* [STATED GOAL] Your task is to output the data exactly as it stands.

* [RECORD SET]
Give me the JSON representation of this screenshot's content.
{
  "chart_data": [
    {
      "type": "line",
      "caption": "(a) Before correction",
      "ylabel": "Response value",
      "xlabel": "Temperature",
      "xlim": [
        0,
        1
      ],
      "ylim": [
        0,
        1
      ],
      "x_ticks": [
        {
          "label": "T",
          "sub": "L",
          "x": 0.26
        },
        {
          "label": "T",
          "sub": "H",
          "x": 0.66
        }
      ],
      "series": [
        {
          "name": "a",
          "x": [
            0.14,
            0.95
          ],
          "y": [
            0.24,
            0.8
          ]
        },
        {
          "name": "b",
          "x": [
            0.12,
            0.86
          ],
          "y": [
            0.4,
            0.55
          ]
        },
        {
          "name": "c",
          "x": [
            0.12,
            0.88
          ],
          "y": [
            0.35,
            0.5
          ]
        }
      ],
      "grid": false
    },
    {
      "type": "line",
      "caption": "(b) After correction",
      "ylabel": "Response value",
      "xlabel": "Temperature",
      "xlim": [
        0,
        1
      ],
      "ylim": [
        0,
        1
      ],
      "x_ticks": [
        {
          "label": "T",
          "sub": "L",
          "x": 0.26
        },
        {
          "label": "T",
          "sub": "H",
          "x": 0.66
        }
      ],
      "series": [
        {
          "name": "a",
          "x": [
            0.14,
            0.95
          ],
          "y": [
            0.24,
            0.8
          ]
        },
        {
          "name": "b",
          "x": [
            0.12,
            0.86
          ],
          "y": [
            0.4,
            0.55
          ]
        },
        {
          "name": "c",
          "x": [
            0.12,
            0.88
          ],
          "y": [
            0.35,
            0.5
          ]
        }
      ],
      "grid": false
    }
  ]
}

* [SOLUTION TO THE EXERCISE]
Give me the JSON representation of this screenshot's content.
{
  "chart_data": [
    {
      "type": "line",
      "caption": "(a) Before correction",
      "ylabel": "Response value",
      "xlabel": "Temperature",
      "xlim": [
        0,
        1
      ],
      "ylim": [
        0,
        1
      ],
      "x_ticks": [
        {
          "label": "T",
          "sub": "L",
          "x": 0.26
        },
        {
          "label": "T",
          "sub": "H",
          "x": 0.66
        }
      ],
      "series": [
        {
          "name": "a",
          "x": [
            0.14,
            0.95
          ],
          "y": [
            0.24,
            0.8
          ]
        },
        {
          "name": "b",
          "x": [
            0.12,
            0.86
          ],
          "y": [
            0.4,
            0.55
          ]
        },
        {
          "name": "c",
          "x": [
            0.12,
            0.88
          ],
          "y": [
            0.35,
            0.5
          ]
        }
      ],
      "grid": false
    },
    {
      "type": "line",
      "caption": "(b) After correction",
      "ylabel": "Response value",
      "xlabel": "Temperature",
      "xlim": [
        0,
        1
      ],
      "ylim": [
        0,
        1
      ],
      "x_ticks": [
        {
          "label": "T",
          "sub": "L",
          "x": 0.26
        },
        {
          "label": "T",
          "sub": "H",
          "x": 0.66
        }
      ],
      "series": [
        {
          "name": "a",
          "x": [
            0.14,
            0.95
          ],
          "y": [
            0.24,
            0.8
          ]
        },
        {
          "name": "b",
          "x": [
            0.12,
            0.86
          ],
          "y": [
            0.4,
            0.55
          ]
        },
        {
          "name": "c",
          "x": [
            0.12,
            0.88
          ],
          "y": [
            0.35,
            0.5
          ]
        }
      ],
      "grid": false
    }
  ]
}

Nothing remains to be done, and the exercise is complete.